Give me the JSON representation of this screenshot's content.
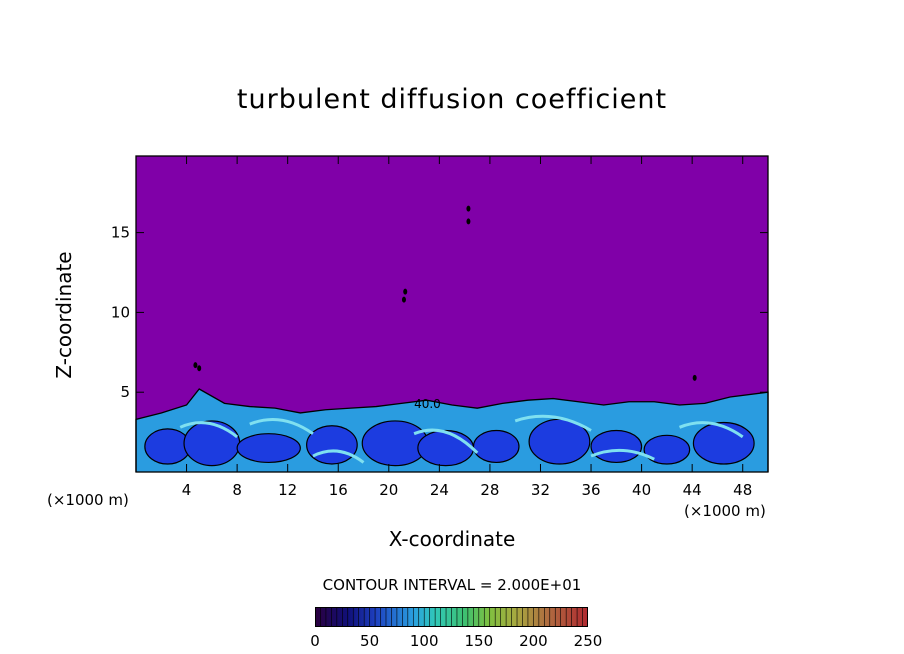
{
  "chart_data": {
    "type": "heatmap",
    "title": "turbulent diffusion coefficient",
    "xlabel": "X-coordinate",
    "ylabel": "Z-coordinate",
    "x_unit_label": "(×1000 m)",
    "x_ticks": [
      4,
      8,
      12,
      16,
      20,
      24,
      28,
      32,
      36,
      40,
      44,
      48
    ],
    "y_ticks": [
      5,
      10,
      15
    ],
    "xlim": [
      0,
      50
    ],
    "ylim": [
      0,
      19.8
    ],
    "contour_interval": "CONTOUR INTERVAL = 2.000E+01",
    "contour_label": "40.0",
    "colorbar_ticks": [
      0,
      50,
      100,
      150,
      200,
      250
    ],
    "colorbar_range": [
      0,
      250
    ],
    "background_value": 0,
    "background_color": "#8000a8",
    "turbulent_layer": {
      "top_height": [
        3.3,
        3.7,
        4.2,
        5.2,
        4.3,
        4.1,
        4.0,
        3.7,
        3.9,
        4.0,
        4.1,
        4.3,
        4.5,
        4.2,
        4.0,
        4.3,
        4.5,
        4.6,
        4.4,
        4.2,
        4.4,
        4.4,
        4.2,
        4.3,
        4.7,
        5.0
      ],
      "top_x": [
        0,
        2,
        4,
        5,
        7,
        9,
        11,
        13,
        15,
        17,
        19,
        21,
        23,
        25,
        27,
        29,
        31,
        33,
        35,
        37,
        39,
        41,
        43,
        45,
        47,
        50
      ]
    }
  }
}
· · · ·
Exercise prompt =>
Repeat each record exactly, with the pictures left out.

Right answer =>
Give me the JSON representation of this screenshot's content.
{
  "chart_data": {
    "type": "heatmap",
    "title": "turbulent diffusion coefficient",
    "xlabel": "X-coordinate",
    "ylabel": "Z-coordinate",
    "x_unit_label": "(×1000 m)",
    "x_ticks": [
      4,
      8,
      12,
      16,
      20,
      24,
      28,
      32,
      36,
      40,
      44,
      48
    ],
    "y_ticks": [
      5,
      10,
      15
    ],
    "xlim": [
      0,
      50
    ],
    "ylim": [
      0,
      19.8
    ],
    "contour_interval": "CONTOUR INTERVAL = 2.000E+01",
    "contour_label": "40.0",
    "colorbar_ticks": [
      0,
      50,
      100,
      150,
      200,
      250
    ],
    "colorbar_range": [
      0,
      250
    ],
    "background_value": 0,
    "background_color": "#8000a8",
    "turbulent_layer": {
      "top_height": [
        3.3,
        3.7,
        4.2,
        5.2,
        4.3,
        4.1,
        4.0,
        3.7,
        3.9,
        4.0,
        4.1,
        4.3,
        4.5,
        4.2,
        4.0,
        4.3,
        4.5,
        4.6,
        4.4,
        4.2,
        4.4,
        4.4,
        4.2,
        4.3,
        4.7,
        5.0
      ],
      "top_x": [
        0,
        2,
        4,
        5,
        7,
        9,
        11,
        13,
        15,
        17,
        19,
        21,
        23,
        25,
        27,
        29,
        31,
        33,
        35,
        37,
        39,
        41,
        43,
        45,
        47,
        50
      ]
    }
  }
}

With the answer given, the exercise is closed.